**Work required:**
Search the material below for the word "name" and copy every line in which it occurs.

**Dataset excerpt:**
(begin)
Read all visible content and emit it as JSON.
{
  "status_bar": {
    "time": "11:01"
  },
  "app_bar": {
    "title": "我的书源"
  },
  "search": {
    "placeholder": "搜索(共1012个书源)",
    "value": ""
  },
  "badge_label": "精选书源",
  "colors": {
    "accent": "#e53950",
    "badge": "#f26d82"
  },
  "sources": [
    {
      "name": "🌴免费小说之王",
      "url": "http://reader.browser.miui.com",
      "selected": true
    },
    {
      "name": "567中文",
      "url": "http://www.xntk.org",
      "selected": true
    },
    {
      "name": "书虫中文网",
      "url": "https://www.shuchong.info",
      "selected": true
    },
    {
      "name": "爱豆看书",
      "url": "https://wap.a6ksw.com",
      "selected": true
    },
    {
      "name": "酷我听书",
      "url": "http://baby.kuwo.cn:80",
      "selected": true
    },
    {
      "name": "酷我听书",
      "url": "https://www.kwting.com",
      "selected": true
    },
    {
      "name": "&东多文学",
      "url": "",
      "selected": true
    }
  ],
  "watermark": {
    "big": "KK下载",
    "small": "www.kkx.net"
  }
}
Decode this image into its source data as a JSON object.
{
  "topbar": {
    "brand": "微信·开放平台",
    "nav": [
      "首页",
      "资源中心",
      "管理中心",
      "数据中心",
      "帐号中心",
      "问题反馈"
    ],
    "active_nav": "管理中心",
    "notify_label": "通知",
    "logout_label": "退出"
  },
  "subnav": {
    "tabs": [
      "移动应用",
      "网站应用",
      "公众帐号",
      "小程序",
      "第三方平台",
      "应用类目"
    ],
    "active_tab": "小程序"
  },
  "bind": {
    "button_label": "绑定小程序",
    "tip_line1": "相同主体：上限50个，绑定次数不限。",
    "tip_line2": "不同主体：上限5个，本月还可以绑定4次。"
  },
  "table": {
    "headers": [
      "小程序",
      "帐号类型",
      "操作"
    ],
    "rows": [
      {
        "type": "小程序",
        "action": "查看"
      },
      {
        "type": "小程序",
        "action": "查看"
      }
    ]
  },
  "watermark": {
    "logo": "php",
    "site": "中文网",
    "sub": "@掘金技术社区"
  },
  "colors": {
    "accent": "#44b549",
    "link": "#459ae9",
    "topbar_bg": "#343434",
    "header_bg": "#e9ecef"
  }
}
(end)
**Output below:**
      "name": "🌴免费小说之王",
      "name": "567中文",
      "name": "书虫中文网",
      "name": "爱豆看书",
      "name": "酷我听书",
      "name": "酷我听书",
      "name": "&东多文学",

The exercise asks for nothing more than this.